- Data for this task -
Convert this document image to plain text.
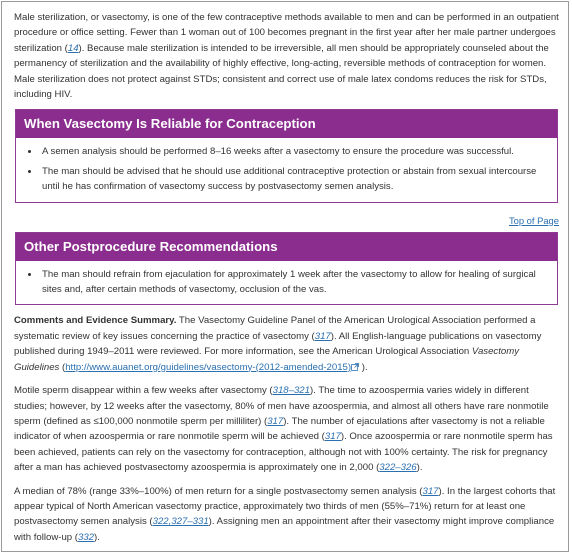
Male sterilization, or vasectomy, is one of the few contraceptive methods available to men and can be performed in an outpatient procedure or office setting. Fewer than 1 woman out of 100 becomes pregnant in the first year after her male partner undergoes sterilization (14). Because male sterilization is intended to be irreversible, all men should be appropriately counseled about the permanency of sterilization and the availability of highly effective, long-acting, reversible methods of contraception for women. Male sterilization does not protect against STDs; consistent and correct use of male latex condoms reduces the risk for STDs, including HIV.

When Vasectomy Is Reliable for Contraception
• A semen analysis should be performed 8–16 weeks after a vasectomy to ensure the procedure was successful.
• The man should be advised that he should use additional contraceptive protection or abstain from sexual intercourse until he has confirmation of vasectomy success by postvasectomy semen analysis.
Top of Page
Other Postprocedure Recommendations
• The man should refrain from ejaculation for approximately 1 week after the vasectomy to allow for healing of surgical sites and, after certain methods of vasectomy, occlusion of the vas.

Comments and Evidence Summary. The Vasectomy Guideline Panel of the American Urological Association performed a systematic review of key issues concerning the practice of vasectomy (317). All English-language publications on vasectomy published during 1949–2011 were reviewed. For more information, see the American Urological Association Vasectomy Guidelines (http://www.auanet.org/guidelines/vasectomy-(2012-amended-2015) ).

Motile sperm disappear within a few weeks after vasectomy (318–321). The time to azoospermia varies widely in different studies; however, by 12 weeks after the vasectomy, 80% of men have azoospermia, and almost all others have rare nonmotile sperm (defined as ≤100,000 nonmotile sperm per milliliter) (317). The number of ejaculations after vasectomy is not a reliable indicator of when azoospermia or rare nonmotile sperm will be achieved (317). Once azoospermia or rare nonmotile sperm has been achieved, patients can rely on the vasectomy for contraception, although not with 100% certainty. The risk for pregnancy after a man has achieved postvasectomy azoospermia is approximately one in 2,000 (322–326).

A median of 78% (range 33%–100%) of men return for a single postvasectomy semen analysis (317). In the largest cohorts that appear typical of North American vasectomy practice, approximately two thirds of men (55%–71%) return for at least one postvasectomy semen analysis (322,327–331). Assigning men an appointment after their vasectomy might improve compliance with follow-up (332).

- Action item -
Every line in the data above that contains "from" needs to be copied.

- Final answer -
• The man should be advised that he should use additional contraceptive protection or abstain from sexual intercourse until he has confirmation of vasectomy success by postvasectomy semen analysis.
• The man should refrain from ejaculation for approximately 1 week after the vasectomy to allow for healing of surgical sites and, after certain methods of vasectomy, occlusion of the vas.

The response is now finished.